▶ Provided data:
__________________________________________________

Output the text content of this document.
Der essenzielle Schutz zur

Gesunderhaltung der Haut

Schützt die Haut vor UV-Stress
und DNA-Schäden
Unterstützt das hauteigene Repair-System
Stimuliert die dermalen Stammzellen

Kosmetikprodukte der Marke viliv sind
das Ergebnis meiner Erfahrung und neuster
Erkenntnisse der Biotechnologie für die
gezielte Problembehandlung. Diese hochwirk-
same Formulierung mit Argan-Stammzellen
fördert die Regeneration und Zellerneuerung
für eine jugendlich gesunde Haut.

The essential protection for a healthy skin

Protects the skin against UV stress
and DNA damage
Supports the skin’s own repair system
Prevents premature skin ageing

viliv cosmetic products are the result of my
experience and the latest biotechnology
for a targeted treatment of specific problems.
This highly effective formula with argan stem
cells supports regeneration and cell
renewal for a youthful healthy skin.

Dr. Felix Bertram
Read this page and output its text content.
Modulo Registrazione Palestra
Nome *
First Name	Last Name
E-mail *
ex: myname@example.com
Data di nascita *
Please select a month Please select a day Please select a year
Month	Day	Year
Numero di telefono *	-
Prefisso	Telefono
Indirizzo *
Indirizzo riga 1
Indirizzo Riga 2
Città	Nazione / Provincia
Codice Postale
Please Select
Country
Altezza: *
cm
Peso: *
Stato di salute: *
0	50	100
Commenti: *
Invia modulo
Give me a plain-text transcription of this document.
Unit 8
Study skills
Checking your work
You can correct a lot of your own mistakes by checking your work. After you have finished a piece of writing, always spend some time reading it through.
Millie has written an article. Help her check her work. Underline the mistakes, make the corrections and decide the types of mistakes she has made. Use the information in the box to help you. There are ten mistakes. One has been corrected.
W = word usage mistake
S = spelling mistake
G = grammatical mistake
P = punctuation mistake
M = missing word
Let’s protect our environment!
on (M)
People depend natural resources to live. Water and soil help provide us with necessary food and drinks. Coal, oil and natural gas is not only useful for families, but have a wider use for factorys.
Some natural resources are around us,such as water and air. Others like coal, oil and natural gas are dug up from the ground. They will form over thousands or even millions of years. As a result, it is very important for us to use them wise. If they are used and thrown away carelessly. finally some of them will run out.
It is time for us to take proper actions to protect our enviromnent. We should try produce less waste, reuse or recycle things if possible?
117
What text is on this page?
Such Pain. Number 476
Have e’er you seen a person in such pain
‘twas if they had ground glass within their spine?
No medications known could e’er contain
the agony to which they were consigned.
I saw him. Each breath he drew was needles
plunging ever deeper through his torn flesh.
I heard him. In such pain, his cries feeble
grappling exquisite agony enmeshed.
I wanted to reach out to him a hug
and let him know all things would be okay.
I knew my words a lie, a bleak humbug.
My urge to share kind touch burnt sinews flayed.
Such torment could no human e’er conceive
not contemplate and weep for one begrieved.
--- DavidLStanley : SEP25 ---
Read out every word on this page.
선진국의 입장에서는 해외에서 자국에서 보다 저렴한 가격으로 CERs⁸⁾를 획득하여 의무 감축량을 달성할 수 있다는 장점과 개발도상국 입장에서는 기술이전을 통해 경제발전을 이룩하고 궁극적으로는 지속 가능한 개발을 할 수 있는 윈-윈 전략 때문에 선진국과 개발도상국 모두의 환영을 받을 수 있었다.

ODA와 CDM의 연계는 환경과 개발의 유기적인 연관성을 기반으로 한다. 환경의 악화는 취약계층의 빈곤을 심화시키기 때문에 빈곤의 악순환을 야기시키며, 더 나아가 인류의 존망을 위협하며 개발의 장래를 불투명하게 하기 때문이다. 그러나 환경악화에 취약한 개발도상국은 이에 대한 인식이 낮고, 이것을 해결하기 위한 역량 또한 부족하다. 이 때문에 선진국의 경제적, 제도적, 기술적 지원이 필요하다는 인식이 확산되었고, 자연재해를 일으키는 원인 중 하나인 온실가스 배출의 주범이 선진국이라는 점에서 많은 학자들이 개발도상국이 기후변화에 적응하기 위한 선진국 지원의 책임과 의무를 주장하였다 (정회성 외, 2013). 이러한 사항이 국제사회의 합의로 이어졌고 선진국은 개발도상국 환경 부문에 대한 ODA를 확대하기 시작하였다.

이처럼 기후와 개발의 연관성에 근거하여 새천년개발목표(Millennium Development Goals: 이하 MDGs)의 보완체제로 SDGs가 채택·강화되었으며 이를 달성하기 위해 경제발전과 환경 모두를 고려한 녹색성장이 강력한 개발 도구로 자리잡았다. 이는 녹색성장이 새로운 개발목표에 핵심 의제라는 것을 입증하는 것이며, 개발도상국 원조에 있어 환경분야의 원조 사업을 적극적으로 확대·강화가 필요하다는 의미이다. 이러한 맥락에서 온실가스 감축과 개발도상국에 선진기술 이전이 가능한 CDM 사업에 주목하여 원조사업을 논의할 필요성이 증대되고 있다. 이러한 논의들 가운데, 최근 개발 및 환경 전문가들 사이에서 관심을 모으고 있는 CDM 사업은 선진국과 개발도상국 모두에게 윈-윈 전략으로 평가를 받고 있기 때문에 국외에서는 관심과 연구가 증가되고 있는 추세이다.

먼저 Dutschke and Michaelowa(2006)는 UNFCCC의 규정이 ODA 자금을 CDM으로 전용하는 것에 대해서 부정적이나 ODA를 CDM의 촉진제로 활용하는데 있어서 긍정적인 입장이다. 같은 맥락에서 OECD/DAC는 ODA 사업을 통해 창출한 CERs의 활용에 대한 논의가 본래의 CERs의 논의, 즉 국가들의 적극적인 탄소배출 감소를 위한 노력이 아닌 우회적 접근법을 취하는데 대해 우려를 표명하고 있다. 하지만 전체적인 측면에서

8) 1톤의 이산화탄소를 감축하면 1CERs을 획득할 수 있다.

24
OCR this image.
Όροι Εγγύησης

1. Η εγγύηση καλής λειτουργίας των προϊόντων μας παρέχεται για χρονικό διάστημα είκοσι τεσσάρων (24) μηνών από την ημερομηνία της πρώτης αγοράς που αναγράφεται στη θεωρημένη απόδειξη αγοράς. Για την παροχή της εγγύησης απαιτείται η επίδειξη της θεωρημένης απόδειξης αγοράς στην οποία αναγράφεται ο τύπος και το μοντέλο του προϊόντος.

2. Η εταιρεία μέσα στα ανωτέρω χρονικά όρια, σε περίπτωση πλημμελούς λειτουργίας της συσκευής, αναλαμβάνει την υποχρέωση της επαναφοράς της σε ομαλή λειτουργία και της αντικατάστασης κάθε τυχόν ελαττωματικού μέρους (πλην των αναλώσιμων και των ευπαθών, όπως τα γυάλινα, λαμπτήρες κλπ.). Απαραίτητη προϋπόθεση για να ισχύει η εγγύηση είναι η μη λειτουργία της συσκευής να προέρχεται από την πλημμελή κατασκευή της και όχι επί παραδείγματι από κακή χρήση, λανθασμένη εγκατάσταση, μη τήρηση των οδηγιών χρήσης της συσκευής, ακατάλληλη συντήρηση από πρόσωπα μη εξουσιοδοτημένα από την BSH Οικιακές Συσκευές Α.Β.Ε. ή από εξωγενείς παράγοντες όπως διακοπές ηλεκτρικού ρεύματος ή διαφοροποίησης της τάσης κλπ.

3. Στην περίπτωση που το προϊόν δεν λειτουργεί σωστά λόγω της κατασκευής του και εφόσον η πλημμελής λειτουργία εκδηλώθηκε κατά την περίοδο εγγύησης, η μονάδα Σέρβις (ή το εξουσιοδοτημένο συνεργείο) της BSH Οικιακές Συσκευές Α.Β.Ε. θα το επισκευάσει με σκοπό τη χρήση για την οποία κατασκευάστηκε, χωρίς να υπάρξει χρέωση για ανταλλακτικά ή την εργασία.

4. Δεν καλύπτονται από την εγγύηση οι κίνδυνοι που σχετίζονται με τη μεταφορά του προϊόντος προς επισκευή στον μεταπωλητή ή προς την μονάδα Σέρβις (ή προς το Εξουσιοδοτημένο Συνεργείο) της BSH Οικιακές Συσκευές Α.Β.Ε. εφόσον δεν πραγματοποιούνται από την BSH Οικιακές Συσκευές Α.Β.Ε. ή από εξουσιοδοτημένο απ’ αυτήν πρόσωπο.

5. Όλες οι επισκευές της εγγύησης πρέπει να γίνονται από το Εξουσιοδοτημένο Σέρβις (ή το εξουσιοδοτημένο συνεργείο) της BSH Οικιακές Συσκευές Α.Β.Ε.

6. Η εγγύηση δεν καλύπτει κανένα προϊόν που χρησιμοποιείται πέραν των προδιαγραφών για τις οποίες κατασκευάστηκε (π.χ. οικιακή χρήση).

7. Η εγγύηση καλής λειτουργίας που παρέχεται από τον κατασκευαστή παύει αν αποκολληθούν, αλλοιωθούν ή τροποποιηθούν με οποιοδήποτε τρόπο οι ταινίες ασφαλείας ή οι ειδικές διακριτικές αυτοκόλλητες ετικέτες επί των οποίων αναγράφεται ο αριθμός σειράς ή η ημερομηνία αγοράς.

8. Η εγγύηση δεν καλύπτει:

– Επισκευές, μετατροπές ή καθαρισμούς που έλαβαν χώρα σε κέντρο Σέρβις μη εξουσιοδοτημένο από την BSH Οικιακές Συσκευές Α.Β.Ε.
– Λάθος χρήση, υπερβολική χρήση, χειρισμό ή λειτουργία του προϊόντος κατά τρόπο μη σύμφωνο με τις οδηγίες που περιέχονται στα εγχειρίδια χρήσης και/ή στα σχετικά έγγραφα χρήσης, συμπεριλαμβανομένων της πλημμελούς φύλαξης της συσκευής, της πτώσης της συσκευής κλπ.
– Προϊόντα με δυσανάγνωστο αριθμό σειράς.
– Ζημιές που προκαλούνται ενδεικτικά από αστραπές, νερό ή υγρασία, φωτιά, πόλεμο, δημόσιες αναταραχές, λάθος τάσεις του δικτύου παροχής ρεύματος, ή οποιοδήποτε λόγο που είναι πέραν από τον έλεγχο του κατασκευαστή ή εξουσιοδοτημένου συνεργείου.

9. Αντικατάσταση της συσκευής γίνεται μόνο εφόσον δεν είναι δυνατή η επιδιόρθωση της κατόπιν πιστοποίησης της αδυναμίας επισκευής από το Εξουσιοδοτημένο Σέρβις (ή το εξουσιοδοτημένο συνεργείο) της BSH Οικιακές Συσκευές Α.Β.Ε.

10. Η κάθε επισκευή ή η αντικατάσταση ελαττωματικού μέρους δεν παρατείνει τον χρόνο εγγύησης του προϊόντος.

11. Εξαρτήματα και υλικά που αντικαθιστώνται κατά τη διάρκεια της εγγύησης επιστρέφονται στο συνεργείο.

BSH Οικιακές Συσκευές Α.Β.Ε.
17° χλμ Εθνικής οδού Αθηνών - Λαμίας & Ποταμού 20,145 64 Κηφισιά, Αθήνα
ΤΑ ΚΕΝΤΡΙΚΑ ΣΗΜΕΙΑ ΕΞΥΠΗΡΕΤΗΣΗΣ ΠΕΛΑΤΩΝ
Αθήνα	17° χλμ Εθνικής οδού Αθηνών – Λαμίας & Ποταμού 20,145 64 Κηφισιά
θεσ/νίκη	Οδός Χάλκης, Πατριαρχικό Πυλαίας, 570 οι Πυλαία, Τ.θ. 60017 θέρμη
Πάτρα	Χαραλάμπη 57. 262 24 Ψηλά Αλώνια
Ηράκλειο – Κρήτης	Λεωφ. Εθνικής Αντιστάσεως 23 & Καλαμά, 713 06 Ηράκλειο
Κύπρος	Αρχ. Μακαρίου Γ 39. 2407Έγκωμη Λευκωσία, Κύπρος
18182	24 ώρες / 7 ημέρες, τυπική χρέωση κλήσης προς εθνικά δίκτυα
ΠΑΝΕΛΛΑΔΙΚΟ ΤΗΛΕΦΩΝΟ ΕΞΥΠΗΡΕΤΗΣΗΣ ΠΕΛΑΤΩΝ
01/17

__________________________________________________

▶ Job:
Gather, from the listing above, every line carrying the word "οποία".

▶ The answer:
1. Η εγγύηση καλής λειτουργίας των προϊόντων μας παρέχεται για χρονικό διάστημα είκοσι τεσσάρων (24) μηνών από την ημερομηνία της πρώτης αγοράς που αναγράφεται στη θεωρημένη απόδειξη αγοράς. Για την παροχή της εγγύησης απαιτείται η επίδειξη της θεωρημένης απόδειξης αγοράς στην οποία αναγράφεται ο τύπος και το μοντέλο του προϊόντος.
3. Στην περίπτωση που το προϊόν δεν λειτουργεί σωστά λόγω της κατασκευής του και εφόσον η πλημμελής λειτουργία εκδηλώθηκε κατά την περίοδο εγγύησης, η μονάδα Σέρβις (ή το εξουσιοδοτημένο συνεργείο) της BSH Οικιακές Συσκευές Α.Β.Ε. θα το επισκευάσει με σκοπό τη χρήση για την οποία κατασκευάστηκε, χωρίς να υπάρξει χρέωση για ανταλλακτικά ή την εργασία.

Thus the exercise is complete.